Description of the task: Below are some records; repeat them all exactly, minus the pictures.

Recorded data:
******************************
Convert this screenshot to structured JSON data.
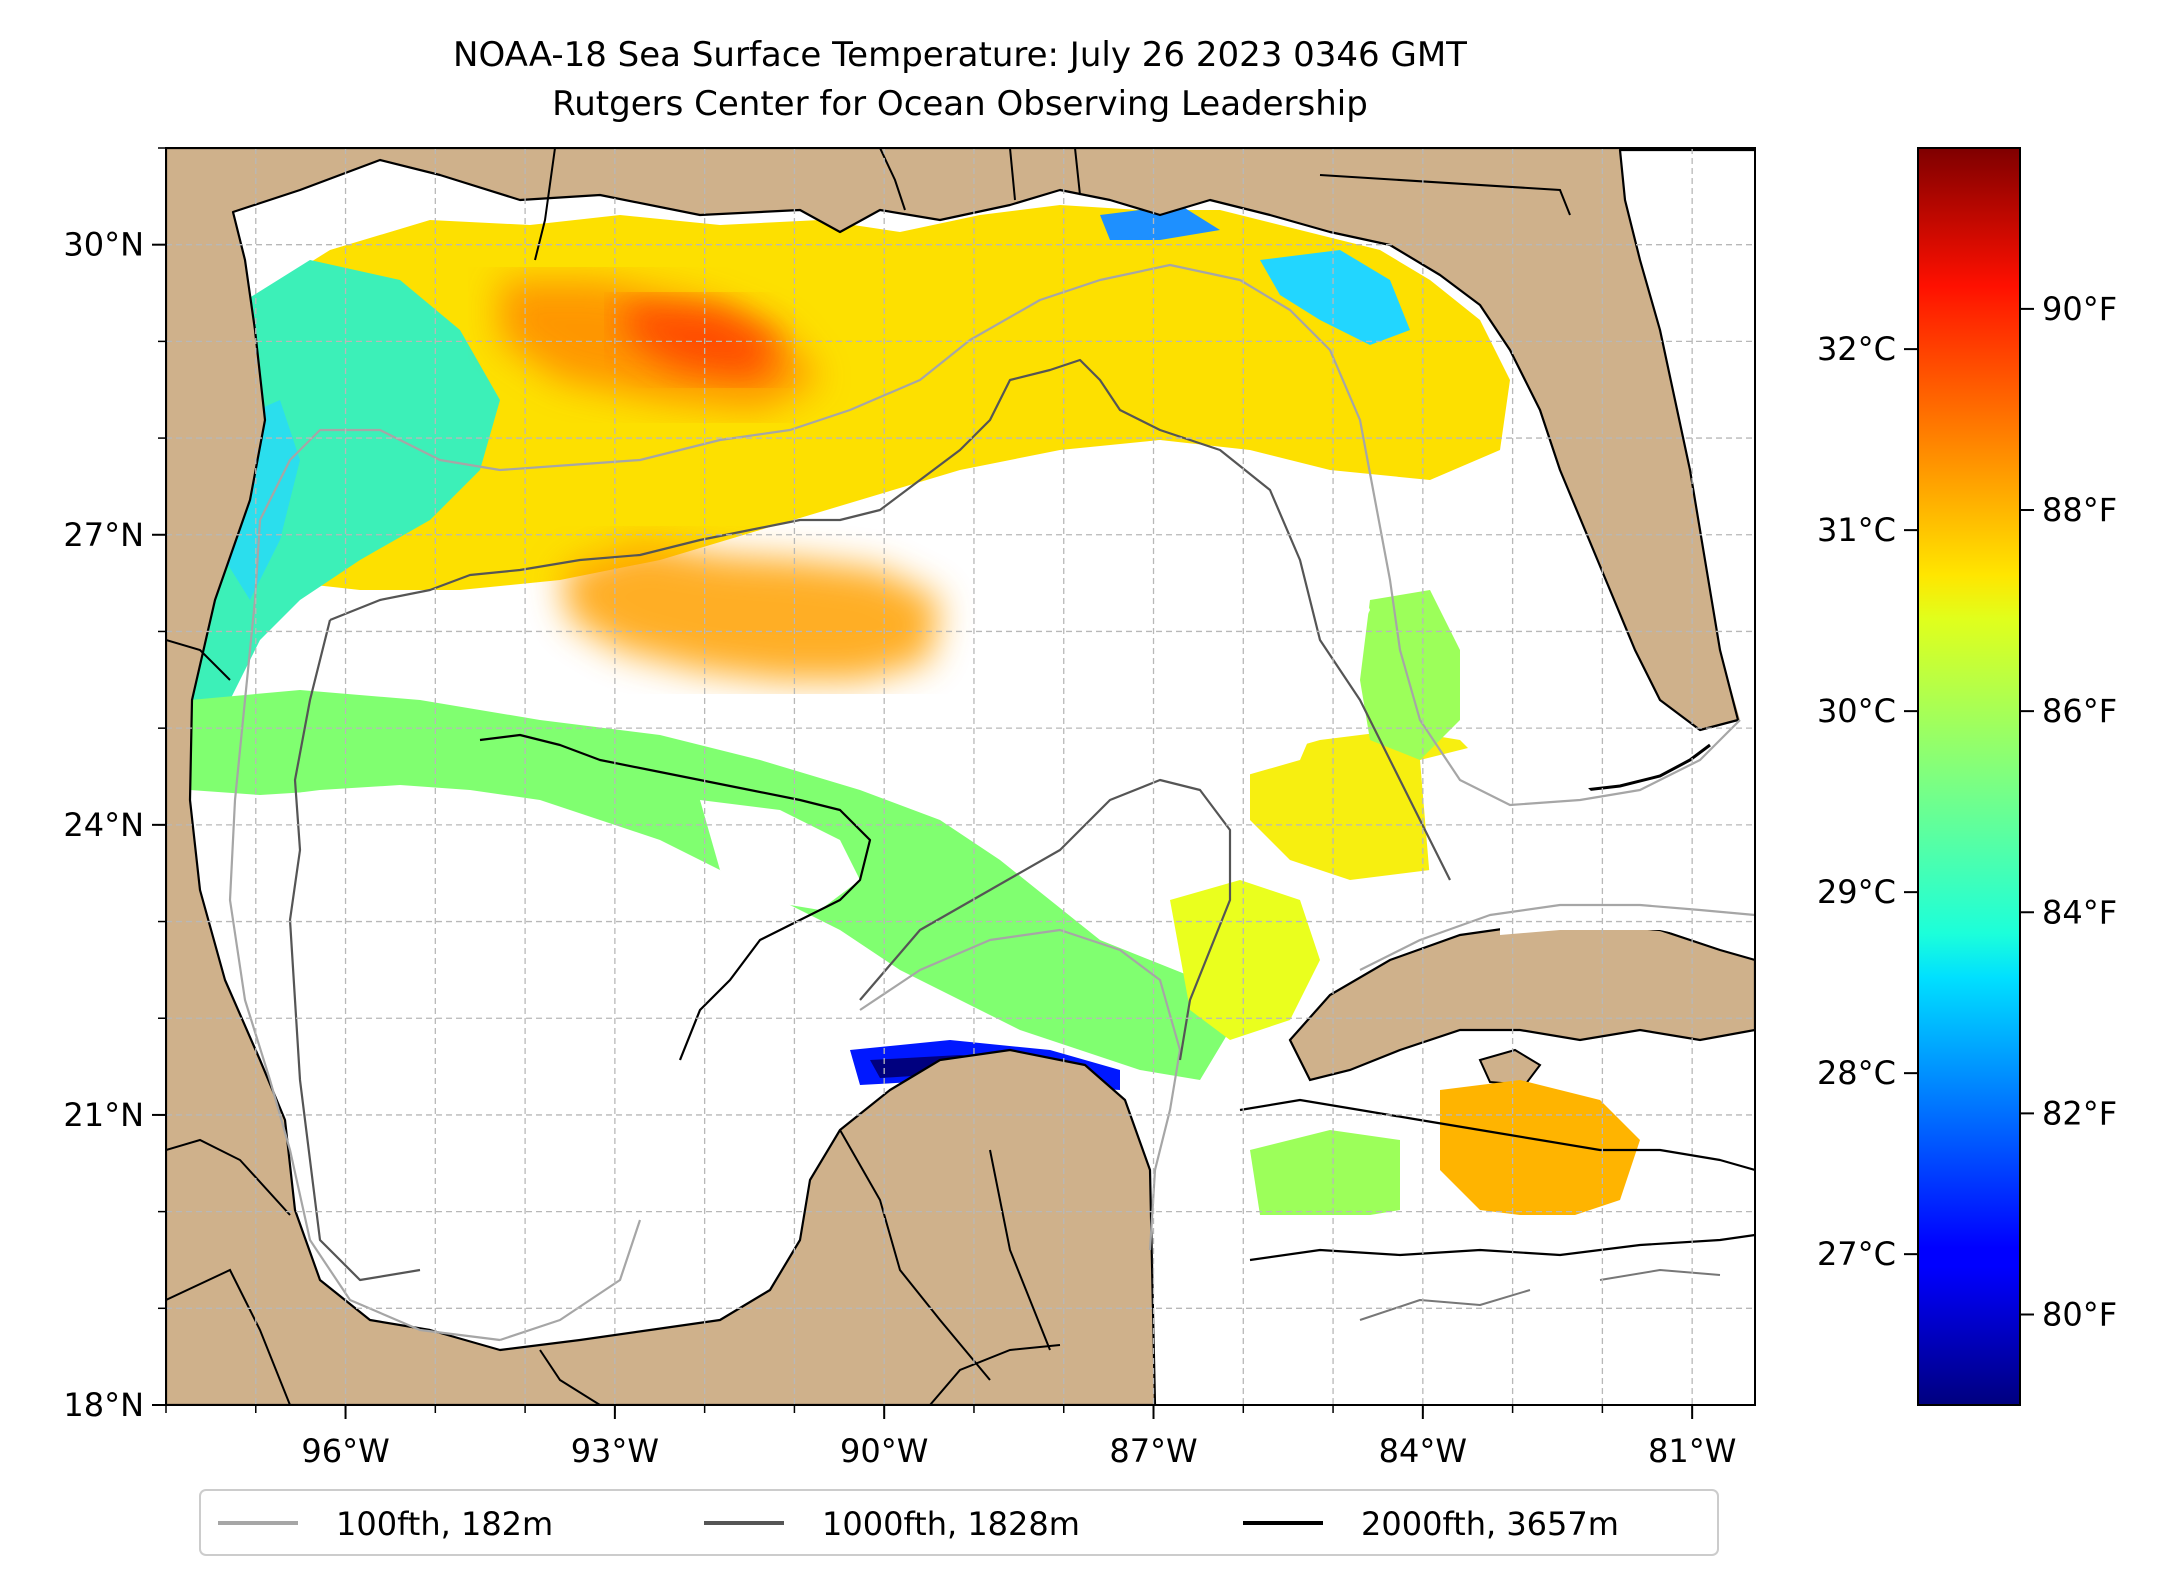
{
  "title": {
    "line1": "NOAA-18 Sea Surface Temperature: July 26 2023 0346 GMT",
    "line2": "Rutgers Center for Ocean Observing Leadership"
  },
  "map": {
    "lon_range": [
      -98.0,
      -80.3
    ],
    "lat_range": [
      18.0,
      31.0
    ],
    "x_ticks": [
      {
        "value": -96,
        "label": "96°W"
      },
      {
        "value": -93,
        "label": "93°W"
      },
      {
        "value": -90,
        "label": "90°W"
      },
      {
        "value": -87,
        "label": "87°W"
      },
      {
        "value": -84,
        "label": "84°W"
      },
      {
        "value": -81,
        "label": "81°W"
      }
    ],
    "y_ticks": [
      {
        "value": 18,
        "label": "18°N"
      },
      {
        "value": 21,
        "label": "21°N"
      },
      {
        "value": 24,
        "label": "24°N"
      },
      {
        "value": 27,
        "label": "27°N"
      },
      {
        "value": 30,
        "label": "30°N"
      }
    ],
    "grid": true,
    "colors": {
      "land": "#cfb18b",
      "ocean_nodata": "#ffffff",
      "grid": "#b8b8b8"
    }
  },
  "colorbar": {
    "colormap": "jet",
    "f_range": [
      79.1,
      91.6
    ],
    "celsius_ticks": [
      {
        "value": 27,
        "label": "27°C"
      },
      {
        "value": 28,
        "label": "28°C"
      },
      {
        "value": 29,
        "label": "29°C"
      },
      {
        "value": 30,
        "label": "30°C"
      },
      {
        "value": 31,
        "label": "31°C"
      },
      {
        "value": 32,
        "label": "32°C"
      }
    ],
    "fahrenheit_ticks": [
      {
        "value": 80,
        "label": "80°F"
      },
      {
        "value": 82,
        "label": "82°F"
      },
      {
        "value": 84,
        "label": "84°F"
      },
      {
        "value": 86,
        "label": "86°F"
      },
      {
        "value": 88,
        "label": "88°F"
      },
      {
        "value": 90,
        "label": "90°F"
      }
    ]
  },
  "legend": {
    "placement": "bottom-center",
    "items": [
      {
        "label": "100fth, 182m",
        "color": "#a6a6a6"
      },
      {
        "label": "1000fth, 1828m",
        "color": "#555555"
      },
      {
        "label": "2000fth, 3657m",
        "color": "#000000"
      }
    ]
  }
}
******************************
Full output:
Convert this screenshot to structured JSON data.
{
  "title": {
    "line1": "NOAA-18 Sea Surface Temperature: July 26 2023 0346 GMT",
    "line2": "Rutgers Center for Ocean Observing Leadership"
  },
  "map": {
    "lon_range": [
      -98.0,
      -80.3
    ],
    "lat_range": [
      18.0,
      31.0
    ],
    "x_ticks": [
      {
        "value": -96,
        "label": "96°W"
      },
      {
        "value": -93,
        "label": "93°W"
      },
      {
        "value": -90,
        "label": "90°W"
      },
      {
        "value": -87,
        "label": "87°W"
      },
      {
        "value": -84,
        "label": "84°W"
      },
      {
        "value": -81,
        "label": "81°W"
      }
    ],
    "y_ticks": [
      {
        "value": 18,
        "label": "18°N"
      },
      {
        "value": 21,
        "label": "21°N"
      },
      {
        "value": 24,
        "label": "24°N"
      },
      {
        "value": 27,
        "label": "27°N"
      },
      {
        "value": 30,
        "label": "30°N"
      }
    ],
    "grid": true,
    "colors": {
      "land": "#cfb18b",
      "ocean_nodata": "#ffffff",
      "grid": "#b8b8b8"
    }
  },
  "colorbar": {
    "colormap": "jet",
    "f_range": [
      79.1,
      91.6
    ],
    "celsius_ticks": [
      {
        "value": 27,
        "label": "27°C"
      },
      {
        "value": 28,
        "label": "28°C"
      },
      {
        "value": 29,
        "label": "29°C"
      },
      {
        "value": 30,
        "label": "30°C"
      },
      {
        "value": 31,
        "label": "31°C"
      },
      {
        "value": 32,
        "label": "32°C"
      }
    ],
    "fahrenheit_ticks": [
      {
        "value": 80,
        "label": "80°F"
      },
      {
        "value": 82,
        "label": "82°F"
      },
      {
        "value": 84,
        "label": "84°F"
      },
      {
        "value": 86,
        "label": "86°F"
      },
      {
        "value": 88,
        "label": "88°F"
      },
      {
        "value": 90,
        "label": "90°F"
      }
    ]
  },
  "legend": {
    "placement": "bottom-center",
    "items": [
      {
        "label": "100fth, 182m",
        "color": "#a6a6a6"
      },
      {
        "label": "1000fth, 1828m",
        "color": "#555555"
      },
      {
        "label": "2000fth, 3657m",
        "color": "#000000"
      }
    ]
  }
}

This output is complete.